• **Stored items from a collection**:
--- START ---

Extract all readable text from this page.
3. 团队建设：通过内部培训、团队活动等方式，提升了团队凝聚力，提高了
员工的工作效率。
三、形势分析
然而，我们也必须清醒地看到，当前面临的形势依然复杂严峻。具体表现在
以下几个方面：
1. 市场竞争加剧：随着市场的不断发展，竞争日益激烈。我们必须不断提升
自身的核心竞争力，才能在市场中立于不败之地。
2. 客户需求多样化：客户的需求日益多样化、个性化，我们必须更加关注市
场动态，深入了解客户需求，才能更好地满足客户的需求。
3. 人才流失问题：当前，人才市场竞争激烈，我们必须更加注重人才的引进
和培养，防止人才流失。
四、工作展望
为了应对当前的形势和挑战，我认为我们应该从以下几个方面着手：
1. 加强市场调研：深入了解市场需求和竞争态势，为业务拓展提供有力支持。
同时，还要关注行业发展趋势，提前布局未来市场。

--- END ---

• **WHAT YOU SHOULD DO**: Reproduce every entry shown above, precisely as it stands.

• **TASK ANSWER**:
Extract all readable text from this page.
3. 团队建设：通过内部培训、团队活动等方式，提升了团队凝聚力，提高了
员工的工作效率。
三、形势分析
然而，我们也必须清醒地看到，当前面临的形势依然复杂严峻。具体表现在
以下几个方面：
1. 市场竞争加剧：随着市场的不断发展，竞争日益激烈。我们必须不断提升
自身的核心竞争力，才能在市场中立于不败之地。
2. 客户需求多样化：客户的需求日益多样化、个性化，我们必须更加关注市
场动态，深入了解客户需求，才能更好地满足客户的需求。
3. 人才流失问题：当前，人才市场竞争激烈，我们必须更加注重人才的引进
和培养，防止人才流失。
四、工作展望
为了应对当前的形势和挑战，我认为我们应该从以下几个方面着手：
1. 加强市场调研：深入了解市场需求和竞争态势，为业务拓展提供有力支持。
同时，还要关注行业发展趋势，提前布局未来市场。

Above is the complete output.